Listing:
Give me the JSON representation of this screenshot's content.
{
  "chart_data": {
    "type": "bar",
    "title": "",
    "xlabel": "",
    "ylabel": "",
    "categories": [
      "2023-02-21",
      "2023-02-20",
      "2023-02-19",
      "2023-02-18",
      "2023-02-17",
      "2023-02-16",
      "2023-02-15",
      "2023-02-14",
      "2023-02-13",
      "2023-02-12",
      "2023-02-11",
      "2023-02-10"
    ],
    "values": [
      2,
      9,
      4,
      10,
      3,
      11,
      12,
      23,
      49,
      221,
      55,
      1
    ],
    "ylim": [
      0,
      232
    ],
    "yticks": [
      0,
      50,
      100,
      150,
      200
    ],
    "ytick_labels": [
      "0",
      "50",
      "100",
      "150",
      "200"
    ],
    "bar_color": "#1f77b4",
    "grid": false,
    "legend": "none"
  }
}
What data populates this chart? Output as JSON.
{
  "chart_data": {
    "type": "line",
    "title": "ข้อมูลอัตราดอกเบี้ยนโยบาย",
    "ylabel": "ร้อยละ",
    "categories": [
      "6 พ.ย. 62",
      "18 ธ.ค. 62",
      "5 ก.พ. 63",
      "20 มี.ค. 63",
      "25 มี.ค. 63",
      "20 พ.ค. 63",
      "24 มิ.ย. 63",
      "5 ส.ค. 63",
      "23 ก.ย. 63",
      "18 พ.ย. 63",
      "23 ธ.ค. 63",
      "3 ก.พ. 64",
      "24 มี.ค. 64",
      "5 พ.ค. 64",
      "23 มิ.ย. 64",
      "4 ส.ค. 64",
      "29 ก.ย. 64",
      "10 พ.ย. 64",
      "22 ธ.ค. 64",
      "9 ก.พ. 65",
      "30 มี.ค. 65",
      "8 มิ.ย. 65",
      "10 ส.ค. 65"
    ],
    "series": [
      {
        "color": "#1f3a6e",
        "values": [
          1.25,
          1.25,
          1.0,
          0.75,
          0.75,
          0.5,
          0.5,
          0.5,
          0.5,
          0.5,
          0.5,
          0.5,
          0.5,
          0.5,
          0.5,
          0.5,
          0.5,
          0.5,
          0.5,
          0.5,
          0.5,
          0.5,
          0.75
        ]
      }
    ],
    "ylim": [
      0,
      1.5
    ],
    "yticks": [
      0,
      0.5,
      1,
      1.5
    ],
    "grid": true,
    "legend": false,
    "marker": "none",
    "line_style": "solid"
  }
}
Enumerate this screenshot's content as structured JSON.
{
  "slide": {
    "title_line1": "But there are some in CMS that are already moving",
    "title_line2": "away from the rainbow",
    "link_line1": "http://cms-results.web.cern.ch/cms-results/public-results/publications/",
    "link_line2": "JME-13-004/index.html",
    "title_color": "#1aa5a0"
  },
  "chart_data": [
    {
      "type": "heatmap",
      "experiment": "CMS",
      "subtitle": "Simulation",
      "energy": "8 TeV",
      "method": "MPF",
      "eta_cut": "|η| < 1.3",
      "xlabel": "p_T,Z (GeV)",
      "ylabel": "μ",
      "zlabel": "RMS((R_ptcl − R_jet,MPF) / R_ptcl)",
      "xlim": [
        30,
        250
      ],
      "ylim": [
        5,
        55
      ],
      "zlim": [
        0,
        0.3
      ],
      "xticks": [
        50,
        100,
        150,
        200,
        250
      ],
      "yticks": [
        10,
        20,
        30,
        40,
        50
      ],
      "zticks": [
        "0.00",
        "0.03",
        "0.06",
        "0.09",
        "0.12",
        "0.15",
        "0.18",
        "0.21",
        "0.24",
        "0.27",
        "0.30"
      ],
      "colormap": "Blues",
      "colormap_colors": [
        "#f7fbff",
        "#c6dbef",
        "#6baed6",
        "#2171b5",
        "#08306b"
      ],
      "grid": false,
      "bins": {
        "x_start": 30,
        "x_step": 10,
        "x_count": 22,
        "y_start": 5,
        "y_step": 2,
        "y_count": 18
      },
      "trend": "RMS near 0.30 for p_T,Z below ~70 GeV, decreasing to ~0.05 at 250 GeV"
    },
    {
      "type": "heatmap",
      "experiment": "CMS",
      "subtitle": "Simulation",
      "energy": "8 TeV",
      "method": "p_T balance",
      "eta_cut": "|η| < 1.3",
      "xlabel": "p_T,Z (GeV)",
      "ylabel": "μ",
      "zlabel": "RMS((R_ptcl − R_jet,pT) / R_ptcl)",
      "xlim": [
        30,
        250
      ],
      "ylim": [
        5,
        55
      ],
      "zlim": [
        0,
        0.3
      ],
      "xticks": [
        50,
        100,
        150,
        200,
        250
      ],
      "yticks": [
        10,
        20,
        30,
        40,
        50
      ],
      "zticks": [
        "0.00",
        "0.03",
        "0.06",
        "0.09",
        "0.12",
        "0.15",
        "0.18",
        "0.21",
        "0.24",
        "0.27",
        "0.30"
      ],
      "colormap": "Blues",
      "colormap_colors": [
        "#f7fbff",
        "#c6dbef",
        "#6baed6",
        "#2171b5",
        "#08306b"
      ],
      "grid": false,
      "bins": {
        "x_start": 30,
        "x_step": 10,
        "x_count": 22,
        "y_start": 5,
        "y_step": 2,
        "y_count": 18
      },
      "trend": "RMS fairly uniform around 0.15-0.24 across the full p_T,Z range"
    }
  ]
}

What you are asked to do:
Type the material above out again, exactly.

Expected answer:
Give me the JSON representation of this screenshot's content.
{
  "chart_data": {
    "type": "bar",
    "title": "",
    "xlabel": "",
    "ylabel": "",
    "categories": [
      "2023-02-21",
      "2023-02-20",
      "2023-02-19",
      "2023-02-18",
      "2023-02-17",
      "2023-02-16",
      "2023-02-15",
      "2023-02-14",
      "2023-02-13",
      "2023-02-12",
      "2023-02-11",
      "2023-02-10"
    ],
    "values": [
      2,
      9,
      4,
      10,
      3,
      11,
      12,
      23,
      49,
      221,
      55,
      1
    ],
    "ylim": [
      0,
      232
    ],
    "yticks": [
      0,
      50,
      100,
      150,
      200
    ],
    "ytick_labels": [
      "0",
      "50",
      "100",
      "150",
      "200"
    ],
    "bar_color": "#1f77b4",
    "grid": false,
    "legend": "none"
  }
}
What data populates this chart? Output as JSON.
{
  "chart_data": {
    "type": "line",
    "title": "ข้อมูลอัตราดอกเบี้ยนโยบาย",
    "ylabel": "ร้อยละ",
    "categories": [
      "6 พ.ย. 62",
      "18 ธ.ค. 62",
      "5 ก.พ. 63",
      "20 มี.ค. 63",
      "25 มี.ค. 63",
      "20 พ.ค. 63",
      "24 มิ.ย. 63",
      "5 ส.ค. 63",
      "23 ก.ย. 63",
      "18 พ.ย. 63",
      "23 ธ.ค. 63",
      "3 ก.พ. 64",
      "24 มี.ค. 64",
      "5 พ.ค. 64",
      "23 มิ.ย. 64",
      "4 ส.ค. 64",
      "29 ก.ย. 64",
      "10 พ.ย. 64",
      "22 ธ.ค. 64",
      "9 ก.พ. 65",
      "30 มี.ค. 65",
      "8 มิ.ย. 65",
      "10 ส.ค. 65"
    ],
    "series": [
      {
        "color": "#1f3a6e",
        "values": [
          1.25,
          1.25,
          1.0,
          0.75,
          0.75,
          0.5,
          0.5,
          0.5,
          0.5,
          0.5,
          0.5,
          0.5,
          0.5,
          0.5,
          0.5,
          0.5,
          0.5,
          0.5,
          0.5,
          0.5,
          0.5,
          0.5,
          0.75
        ]
      }
    ],
    "ylim": [
      0,
      1.5
    ],
    "yticks": [
      0,
      0.5,
      1,
      1.5
    ],
    "grid": true,
    "legend": false,
    "marker": "none",
    "line_style": "solid"
  }
}
Enumerate this screenshot's content as structured JSON.
{
  "slide": {
    "title_line1": "But there are some in CMS that are already moving",
    "title_line2": "away from the rainbow",
    "link_line1": "http://cms-results.web.cern.ch/cms-results/public-results/publications/",
    "link_line2": "JME-13-004/index.html",
    "title_color": "#1aa5a0"
  },
  "chart_data": [
    {
      "type": "heatmap",
      "experiment": "CMS",
      "subtitle": "Simulation",
      "energy": "8 TeV",
      "method": "MPF",
      "eta_cut": "|η| < 1.3",
      "xlabel": "p_T,Z (GeV)",
      "ylabel": "μ",
      "zlabel": "RMS((R_ptcl − R_jet,MPF) / R_ptcl)",
      "xlim": [
        30,
        250
      ],
      "ylim": [
        5,
        55
      ],
      "zlim": [
        0,
        0.3
      ],
      "xticks": [
        50,
        100,
        150,
        200,
        250
      ],
      "yticks": [
        10,
        20,
        30,
        40,
        50
      ],
      "zticks": [
        "0.00",
        "0.03",
        "0.06",
        "0.09",
        "0.12",
        "0.15",
        "0.18",
        "0.21",
        "0.24",
        "0.27",
        "0.30"
      ],
      "colormap": "Blues",
      "colormap_colors": [
        "#f7fbff",
        "#c6dbef",
        "#6baed6",
        "#2171b5",
        "#08306b"
      ],
      "grid": false,
      "bins": {
        "x_start": 30,
        "x_step": 10,
        "x_count": 22,
        "y_start": 5,
        "y_step": 2,
        "y_count": 18
      },
      "trend": "RMS near 0.30 for p_T,Z below ~70 GeV, decreasing to ~0.05 at 250 GeV"
    },
    {
      "type": "heatmap",
      "experiment": "CMS",
      "subtitle": "Simulation",
      "energy": "8 TeV",
      "method": "p_T balance",
      "eta_cut": "|η| < 1.3",
      "xlabel": "p_T,Z (GeV)",
      "ylabel": "μ",
      "zlabel": "RMS((R_ptcl − R_jet,pT) / R_ptcl)",
      "xlim": [
        30,
        250
      ],
      "ylim": [
        5,
        55
      ],
      "zlim": [
        0,
        0.3
      ],
      "xticks": [
        50,
        100,
        150,
        200,
        250
      ],
      "yticks": [
        10,
        20,
        30,
        40,
        50
      ],
      "zticks": [
        "0.00",
        "0.03",
        "0.06",
        "0.09",
        "0.12",
        "0.15",
        "0.18",
        "0.21",
        "0.24",
        "0.27",
        "0.30"
      ],
      "colormap": "Blues",
      "colormap_colors": [
        "#f7fbff",
        "#c6dbef",
        "#6baed6",
        "#2171b5",
        "#08306b"
      ],
      "grid": false,
      "bins": {
        "x_start": 30,
        "x_step": 10,
        "x_count": 22,
        "y_start": 5,
        "y_step": 2,
        "y_count": 18
      },
      "trend": "RMS fairly uniform around 0.15-0.24 across the full p_T,Z range"
    }
  ]
}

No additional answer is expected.